** start Provided data **

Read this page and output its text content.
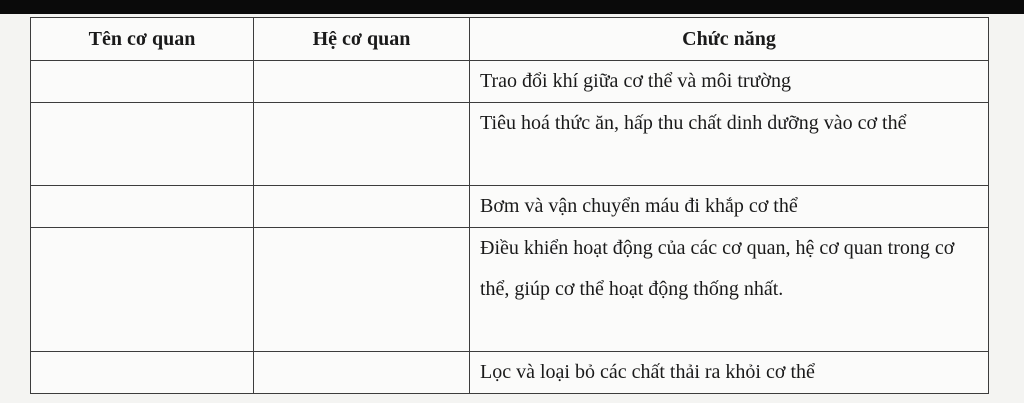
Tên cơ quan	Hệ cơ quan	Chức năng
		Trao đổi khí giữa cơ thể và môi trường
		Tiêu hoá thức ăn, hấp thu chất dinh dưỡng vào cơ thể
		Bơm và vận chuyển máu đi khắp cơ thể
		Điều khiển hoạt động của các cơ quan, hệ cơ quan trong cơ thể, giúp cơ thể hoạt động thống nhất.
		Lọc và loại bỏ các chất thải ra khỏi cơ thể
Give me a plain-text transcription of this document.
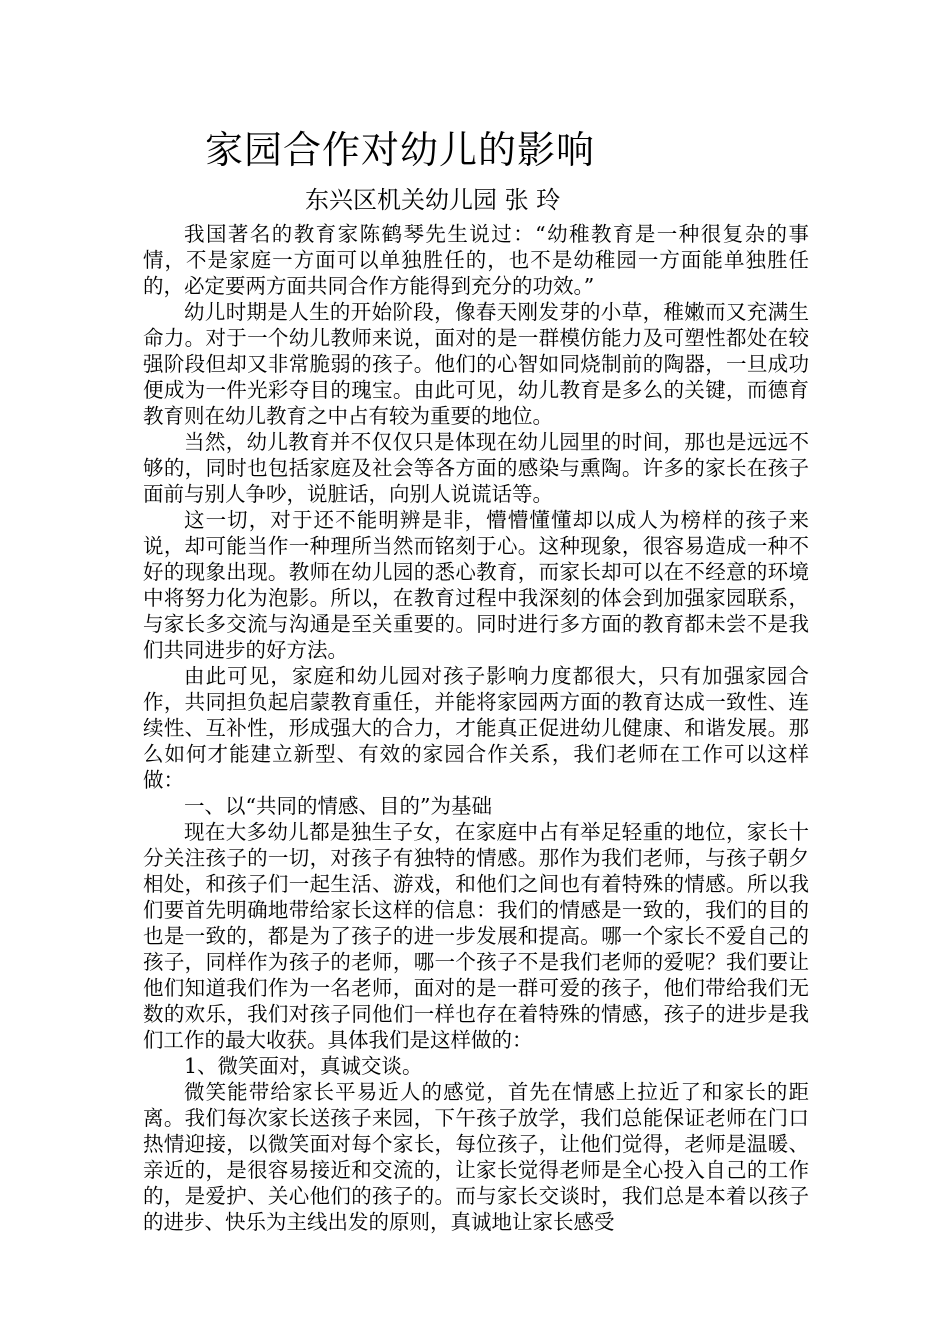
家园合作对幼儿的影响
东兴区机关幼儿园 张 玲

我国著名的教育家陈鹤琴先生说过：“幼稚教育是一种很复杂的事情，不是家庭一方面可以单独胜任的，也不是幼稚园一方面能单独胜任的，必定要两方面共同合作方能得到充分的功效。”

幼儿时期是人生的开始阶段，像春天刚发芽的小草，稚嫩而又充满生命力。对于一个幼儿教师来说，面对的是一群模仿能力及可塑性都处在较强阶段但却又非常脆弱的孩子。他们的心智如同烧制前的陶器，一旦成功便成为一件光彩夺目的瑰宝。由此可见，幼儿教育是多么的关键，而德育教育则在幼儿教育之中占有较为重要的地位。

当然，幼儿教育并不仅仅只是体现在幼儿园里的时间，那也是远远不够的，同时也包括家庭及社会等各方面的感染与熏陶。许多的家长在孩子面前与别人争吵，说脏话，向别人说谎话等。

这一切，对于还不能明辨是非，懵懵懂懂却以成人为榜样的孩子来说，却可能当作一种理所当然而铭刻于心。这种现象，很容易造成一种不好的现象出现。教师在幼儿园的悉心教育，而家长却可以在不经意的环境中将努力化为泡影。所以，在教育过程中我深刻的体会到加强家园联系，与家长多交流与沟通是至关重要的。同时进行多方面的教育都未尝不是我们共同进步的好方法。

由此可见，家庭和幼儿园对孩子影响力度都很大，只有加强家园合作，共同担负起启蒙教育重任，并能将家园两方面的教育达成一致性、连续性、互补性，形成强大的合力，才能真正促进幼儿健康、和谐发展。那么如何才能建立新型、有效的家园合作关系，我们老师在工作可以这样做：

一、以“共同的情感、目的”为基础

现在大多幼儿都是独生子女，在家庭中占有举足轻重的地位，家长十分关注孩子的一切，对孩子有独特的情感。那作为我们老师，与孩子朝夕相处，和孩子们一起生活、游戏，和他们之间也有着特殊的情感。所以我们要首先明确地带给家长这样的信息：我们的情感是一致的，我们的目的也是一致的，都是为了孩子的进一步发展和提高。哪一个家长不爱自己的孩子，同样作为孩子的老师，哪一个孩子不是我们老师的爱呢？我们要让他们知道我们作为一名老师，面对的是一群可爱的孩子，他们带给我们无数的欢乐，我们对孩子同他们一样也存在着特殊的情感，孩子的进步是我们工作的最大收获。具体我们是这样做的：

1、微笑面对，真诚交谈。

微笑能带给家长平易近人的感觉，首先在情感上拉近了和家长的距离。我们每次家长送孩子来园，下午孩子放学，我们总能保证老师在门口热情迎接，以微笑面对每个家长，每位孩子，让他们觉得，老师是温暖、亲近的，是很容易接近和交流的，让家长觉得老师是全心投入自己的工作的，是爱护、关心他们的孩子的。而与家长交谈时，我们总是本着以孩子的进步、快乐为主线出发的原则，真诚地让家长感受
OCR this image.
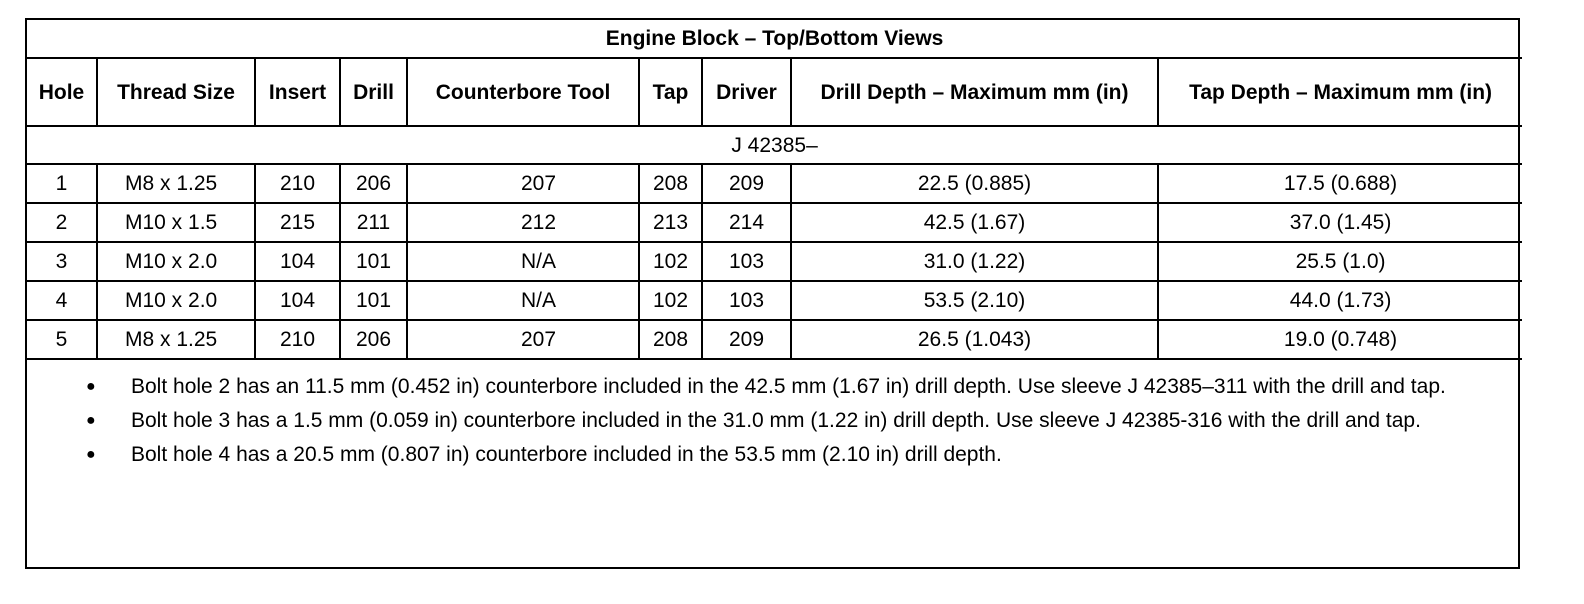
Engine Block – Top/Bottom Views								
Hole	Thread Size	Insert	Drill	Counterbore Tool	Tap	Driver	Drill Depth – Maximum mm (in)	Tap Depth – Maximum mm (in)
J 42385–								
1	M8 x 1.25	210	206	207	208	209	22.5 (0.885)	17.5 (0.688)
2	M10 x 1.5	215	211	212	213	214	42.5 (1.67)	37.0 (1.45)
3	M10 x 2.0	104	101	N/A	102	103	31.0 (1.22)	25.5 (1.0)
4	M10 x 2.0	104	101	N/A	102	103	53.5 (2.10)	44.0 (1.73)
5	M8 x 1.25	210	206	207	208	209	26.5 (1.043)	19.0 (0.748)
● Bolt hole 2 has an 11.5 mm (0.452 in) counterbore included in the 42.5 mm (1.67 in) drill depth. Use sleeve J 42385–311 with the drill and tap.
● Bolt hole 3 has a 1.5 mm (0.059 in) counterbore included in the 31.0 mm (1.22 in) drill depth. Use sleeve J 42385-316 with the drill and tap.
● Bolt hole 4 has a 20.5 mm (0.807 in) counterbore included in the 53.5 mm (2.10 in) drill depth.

** end Provided data **
** start Provided data **

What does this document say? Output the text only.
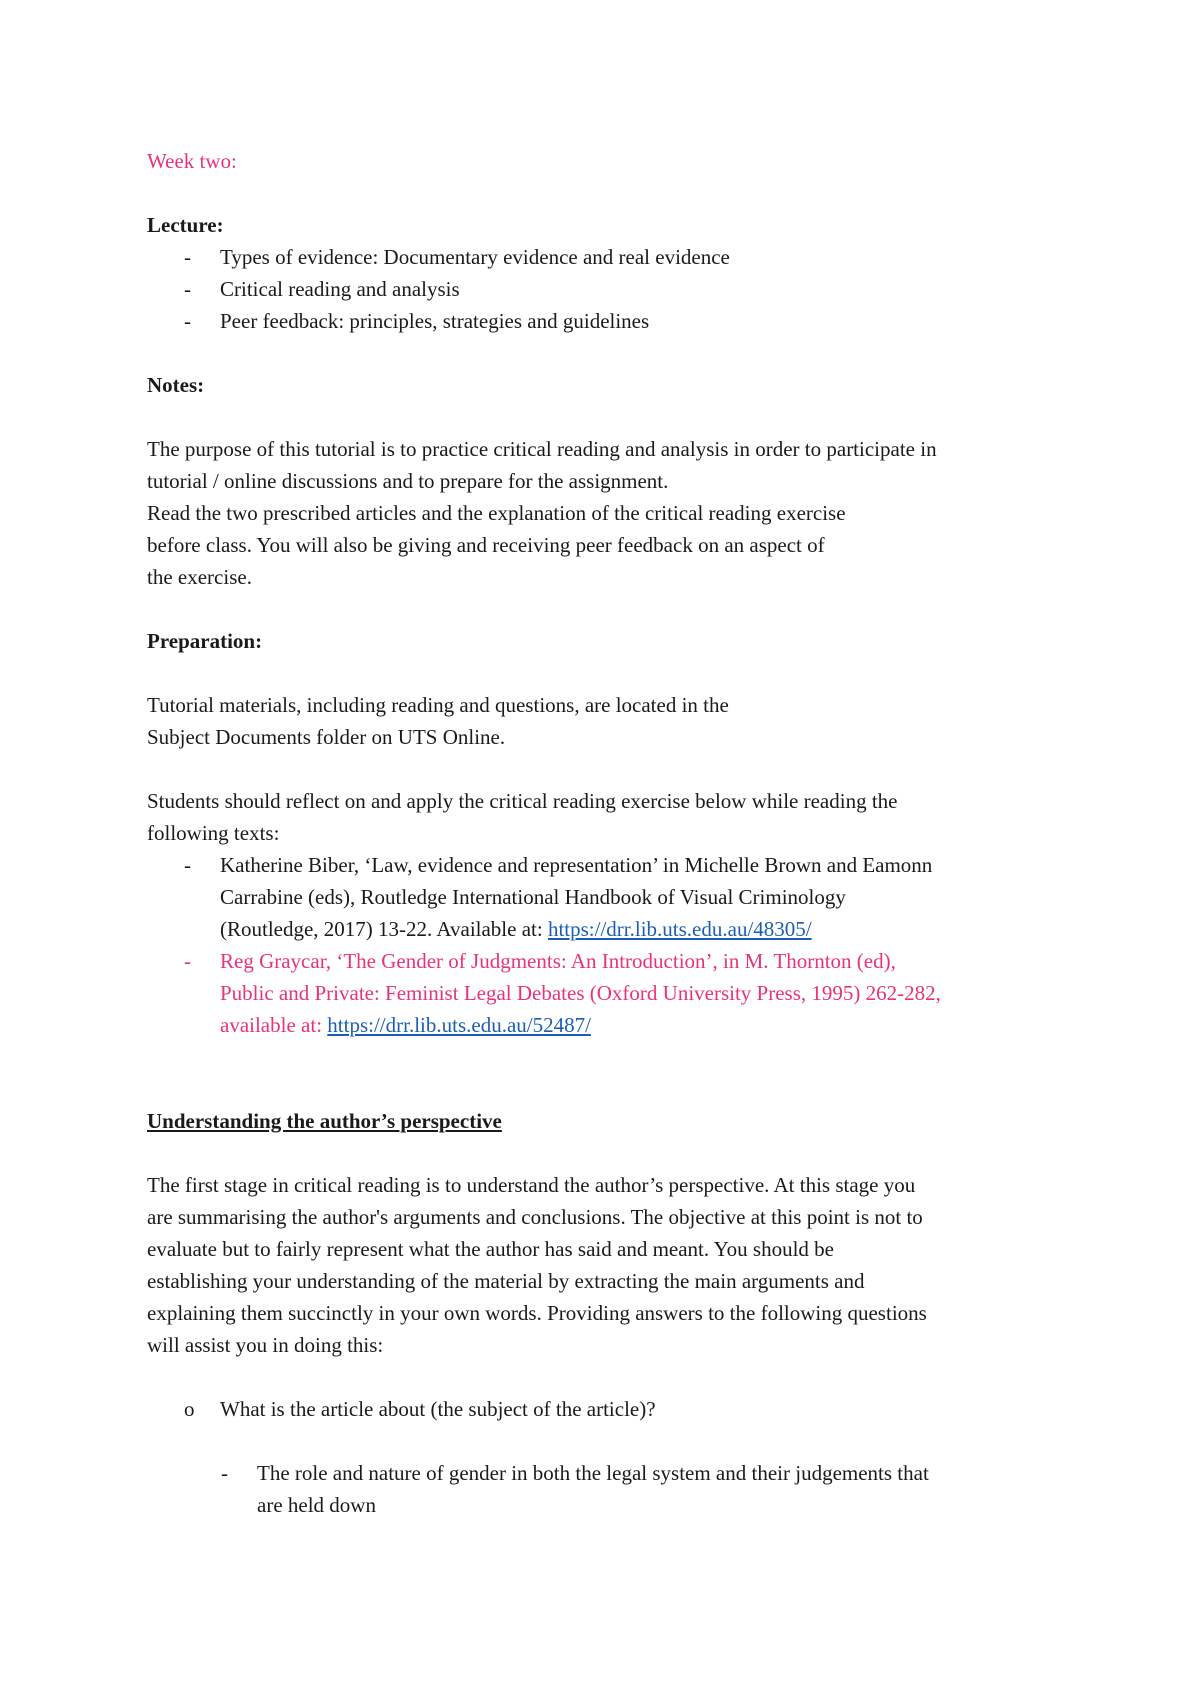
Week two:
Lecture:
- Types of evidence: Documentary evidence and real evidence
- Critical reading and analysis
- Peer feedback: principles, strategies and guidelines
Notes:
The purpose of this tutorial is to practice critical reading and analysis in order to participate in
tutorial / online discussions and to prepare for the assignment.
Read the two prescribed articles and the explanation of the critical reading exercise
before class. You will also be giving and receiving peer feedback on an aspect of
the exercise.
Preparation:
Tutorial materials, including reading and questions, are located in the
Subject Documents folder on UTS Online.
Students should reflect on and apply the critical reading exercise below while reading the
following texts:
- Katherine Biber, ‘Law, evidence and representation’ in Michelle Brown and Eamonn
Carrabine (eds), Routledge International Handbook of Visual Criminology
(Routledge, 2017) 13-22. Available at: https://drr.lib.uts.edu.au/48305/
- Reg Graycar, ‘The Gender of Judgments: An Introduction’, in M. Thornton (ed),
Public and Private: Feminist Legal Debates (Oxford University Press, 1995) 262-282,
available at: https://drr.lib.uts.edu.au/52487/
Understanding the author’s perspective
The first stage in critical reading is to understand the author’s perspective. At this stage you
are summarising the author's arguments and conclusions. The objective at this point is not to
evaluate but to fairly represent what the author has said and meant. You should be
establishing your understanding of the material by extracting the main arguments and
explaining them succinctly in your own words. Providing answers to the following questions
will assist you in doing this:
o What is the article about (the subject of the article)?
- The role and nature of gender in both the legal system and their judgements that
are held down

** end Provided data **

*Task objective*. Reply with nothing but the number of lines in the data above that contain "perspective".

*Exercise output*. 2